# Task
Reproduce the records with "legend-label" renamed to "key-label" throughout and everything else left as is. Omit the picture from your answer.

[Recorded data]

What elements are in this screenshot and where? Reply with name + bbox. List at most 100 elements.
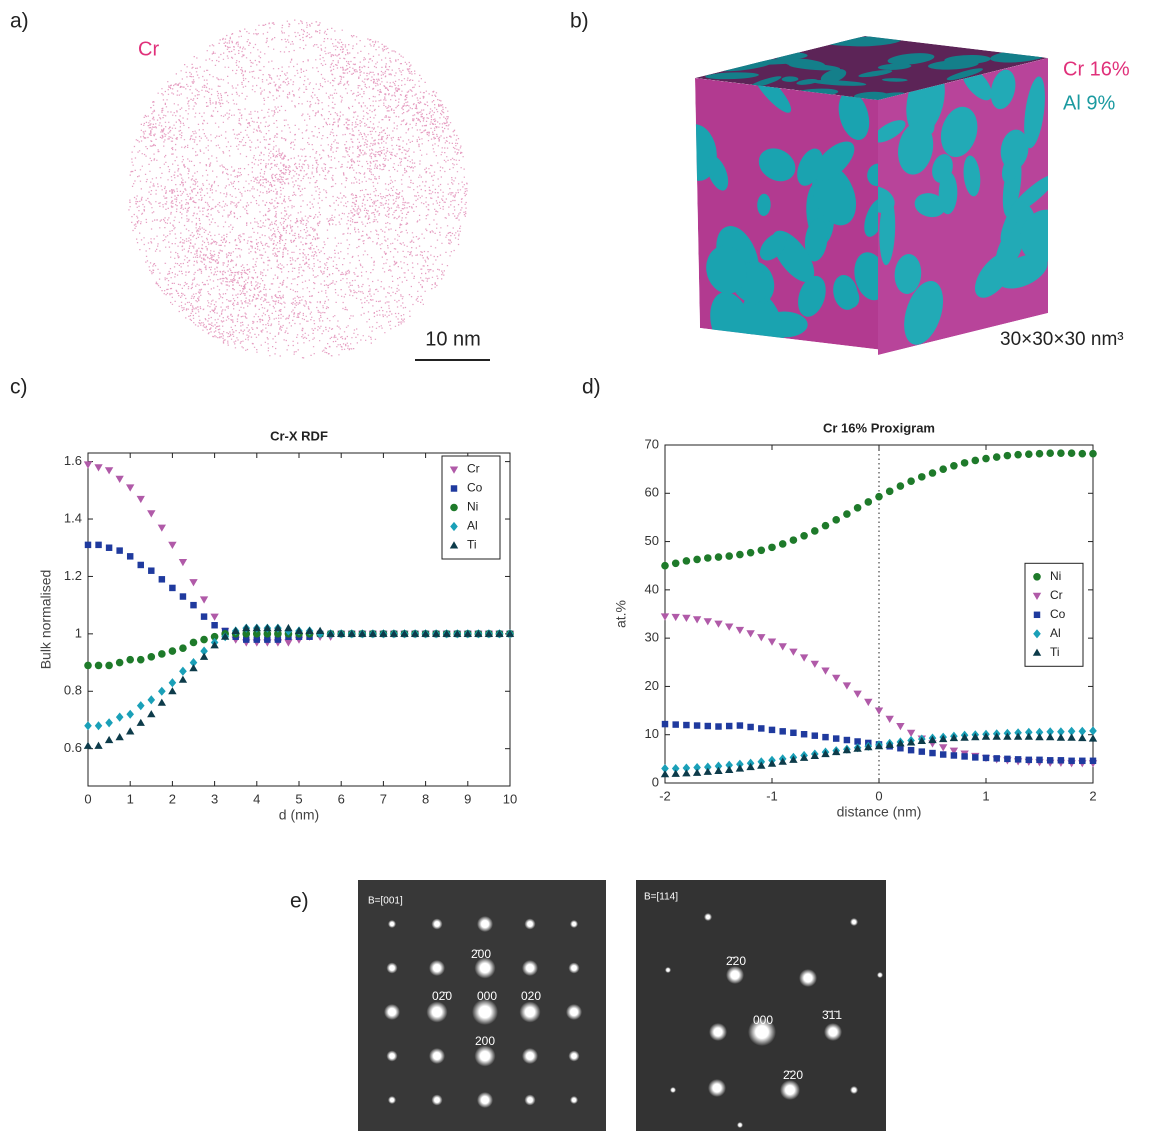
marker: [1090, 758, 1096, 764]
marker: [758, 546, 766, 554]
y-tick-label: 0: [652, 774, 659, 789]
scale-bar-label: 10 nm: [425, 328, 481, 350]
marker: [939, 465, 947, 473]
x-tick-label: -1: [766, 788, 778, 803]
marker: [800, 532, 808, 540]
y-tick-label: 20: [645, 678, 659, 693]
marker: [84, 461, 92, 468]
marker: [897, 482, 905, 490]
spot: [522, 1048, 538, 1064]
cube-face: [674, 55, 895, 386]
spot: [709, 1023, 727, 1041]
legend-label: Ti: [467, 538, 477, 552]
marker: [95, 542, 101, 548]
marker: [736, 551, 744, 559]
marker: [1004, 452, 1012, 460]
y-tick-label: 70: [645, 436, 659, 451]
atom-dots: [128, 20, 467, 358]
marker: [800, 654, 808, 661]
marker: [929, 750, 935, 756]
spot: [665, 967, 671, 973]
marker: [705, 723, 711, 729]
spot-index: 2̄00: [471, 947, 491, 961]
legend-label: Cr: [1050, 588, 1063, 602]
y-tick-label: 0.8: [64, 683, 82, 698]
marker: [1067, 733, 1075, 740]
chart-title: Cr 16% Proxigram: [823, 420, 935, 435]
marker: [757, 634, 765, 641]
marker: [918, 737, 926, 744]
spot: [780, 1080, 800, 1100]
spot: [570, 1096, 578, 1104]
y-tick-label: 1.6: [64, 453, 82, 468]
spot-index: 02̄0: [432, 989, 452, 1003]
marker: [918, 473, 926, 481]
marker: [683, 722, 689, 728]
marker: [972, 754, 978, 760]
marker: [982, 455, 990, 463]
legend-label: Cr: [467, 462, 480, 476]
spot: [429, 960, 445, 976]
marker: [190, 639, 198, 647]
marker: [928, 736, 936, 743]
spot: [569, 1051, 580, 1062]
marker: [886, 488, 894, 496]
marker: [158, 699, 166, 706]
marker: [822, 522, 830, 530]
marker: [148, 695, 156, 704]
marker: [919, 748, 925, 754]
spot: [387, 1051, 398, 1062]
marker: [875, 493, 883, 501]
legend-label: Al: [1050, 626, 1061, 640]
marker: [1078, 734, 1086, 741]
marker: [94, 464, 102, 471]
y-tick-label: 1.2: [64, 568, 82, 583]
marker: [158, 650, 166, 658]
marker: [789, 649, 797, 656]
marker: [84, 721, 92, 730]
legend-label: Ti: [1050, 645, 1060, 659]
marker: [1026, 757, 1032, 763]
marker: [148, 567, 154, 573]
y-tick-label: 0.6: [64, 740, 82, 755]
marker: [116, 547, 122, 553]
marker: [736, 627, 744, 634]
marker: [661, 562, 669, 570]
marker: [661, 770, 669, 777]
x-tick-label: 4: [253, 791, 260, 806]
marker: [683, 557, 691, 565]
marker: [843, 510, 851, 518]
marker: [1089, 734, 1097, 741]
marker: [116, 659, 124, 667]
marker: [85, 542, 91, 548]
marker: [714, 767, 722, 774]
y-tick-label: 30: [645, 630, 659, 645]
marker: [1079, 450, 1087, 458]
marker: [715, 723, 721, 729]
legend-label: Co: [467, 481, 483, 495]
marker: [896, 723, 904, 730]
marker: [158, 525, 166, 532]
marker: [736, 764, 744, 771]
marker: [822, 734, 828, 740]
marker: [801, 731, 807, 737]
marker: [105, 467, 113, 474]
x-axis-label: d (nm): [279, 807, 319, 823]
y-tick-label: 10: [645, 726, 659, 741]
marker: [951, 752, 957, 758]
marker: [169, 678, 177, 687]
marker: [726, 723, 732, 729]
panel-label: c): [10, 376, 28, 399]
y-tick-label: 50: [645, 533, 659, 548]
marker: [137, 496, 145, 503]
spot: [850, 1086, 858, 1094]
marker: [137, 656, 145, 664]
chart-title: Cr-X RDF: [270, 428, 328, 443]
marker: [126, 484, 134, 491]
marker: [105, 718, 113, 727]
marker: [950, 734, 958, 741]
marker: [84, 742, 92, 749]
marker: [812, 732, 818, 738]
marker: [1046, 733, 1054, 740]
x-tick-label: 7: [380, 791, 387, 806]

# Correct output
What elements are in this screenshot and where? Reply with name + bbox. List at most 100 elements.
marker: [1090, 758, 1096, 764]
marker: [758, 546, 766, 554]
y-tick-label: 0: [652, 774, 659, 789]
scale-bar-label: 10 nm: [425, 328, 481, 350]
marker: [939, 465, 947, 473]
x-tick-label: -1: [766, 788, 778, 803]
marker: [800, 532, 808, 540]
y-tick-label: 20: [645, 678, 659, 693]
marker: [84, 461, 92, 468]
marker: [897, 482, 905, 490]
spot: [522, 1048, 538, 1064]
cube-face: [674, 55, 895, 386]
spot: [709, 1023, 727, 1041]
key-label: Ti: [467, 538, 477, 552]
marker: [95, 542, 101, 548]
marker: [736, 551, 744, 559]
marker: [1004, 452, 1012, 460]
y-tick-label: 70: [645, 436, 659, 451]
atom-dots: [128, 20, 467, 358]
marker: [800, 654, 808, 661]
marker: [929, 750, 935, 756]
spot: [665, 967, 671, 973]
marker: [705, 723, 711, 729]
spot-index: 2̄00: [471, 947, 491, 961]
key-label: Cr: [1050, 588, 1063, 602]
y-tick-label: 0.8: [64, 683, 82, 698]
marker: [1067, 733, 1075, 740]
chart-title: Cr 16% Proxigram: [823, 420, 935, 435]
marker: [757, 634, 765, 641]
marker: [918, 737, 926, 744]
spot: [780, 1080, 800, 1100]
spot: [570, 1096, 578, 1104]
y-tick-label: 1.6: [64, 453, 82, 468]
spot-index: 02̄0: [432, 989, 452, 1003]
marker: [918, 473, 926, 481]
marker: [683, 722, 689, 728]
marker: [972, 754, 978, 760]
marker: [982, 455, 990, 463]
key-label: Cr: [467, 462, 480, 476]
spot: [429, 960, 445, 976]
marker: [190, 639, 198, 647]
marker: [928, 736, 936, 743]
spot: [569, 1051, 580, 1062]
marker: [886, 488, 894, 496]
marker: [158, 699, 166, 706]
marker: [822, 522, 830, 530]
marker: [148, 695, 156, 704]
marker: [919, 748, 925, 754]
spot: [387, 1051, 398, 1062]
marker: [875, 493, 883, 501]
key-label: Al: [1050, 626, 1061, 640]
marker: [1078, 734, 1086, 741]
marker: [94, 464, 102, 471]
y-tick-label: 1.2: [64, 568, 82, 583]
marker: [158, 650, 166, 658]
marker: [789, 649, 797, 656]
marker: [84, 721, 92, 730]
key-label: Ti: [1050, 645, 1060, 659]
marker: [1026, 757, 1032, 763]
marker: [148, 567, 154, 573]
y-tick-label: 0.6: [64, 740, 82, 755]
marker: [116, 547, 122, 553]
marker: [736, 627, 744, 634]
marker: [661, 562, 669, 570]
marker: [661, 770, 669, 777]
x-tick-label: 4: [253, 791, 260, 806]
marker: [683, 557, 691, 565]
marker: [843, 510, 851, 518]
marker: [1089, 734, 1097, 741]
marker: [116, 659, 124, 667]
marker: [85, 542, 91, 548]
marker: [714, 767, 722, 774]
y-tick-label: 30: [645, 630, 659, 645]
marker: [1079, 450, 1087, 458]
marker: [715, 723, 721, 729]
key-label: Co: [467, 481, 483, 495]
marker: [896, 723, 904, 730]
marker: [158, 525, 166, 532]
marker: [736, 764, 744, 771]
marker: [822, 734, 828, 740]
marker: [801, 731, 807, 737]
marker: [105, 467, 113, 474]
x-axis-label: d (nm): [279, 807, 319, 823]
y-tick-label: 10: [645, 726, 659, 741]
marker: [951, 752, 957, 758]
marker: [169, 678, 177, 687]
marker: [726, 723, 732, 729]
panel-label: c): [10, 376, 28, 399]
y-tick-label: 50: [645, 533, 659, 548]
marker: [137, 496, 145, 503]
spot: [850, 1086, 858, 1094]
marker: [137, 656, 145, 664]
chart-title: Cr-X RDF: [270, 428, 328, 443]
marker: [126, 484, 134, 491]
marker: [105, 718, 113, 727]
marker: [950, 734, 958, 741]
marker: [84, 742, 92, 749]
marker: [812, 732, 818, 738]
marker: [1046, 733, 1054, 740]
x-tick-label: 7: [380, 791, 387, 806]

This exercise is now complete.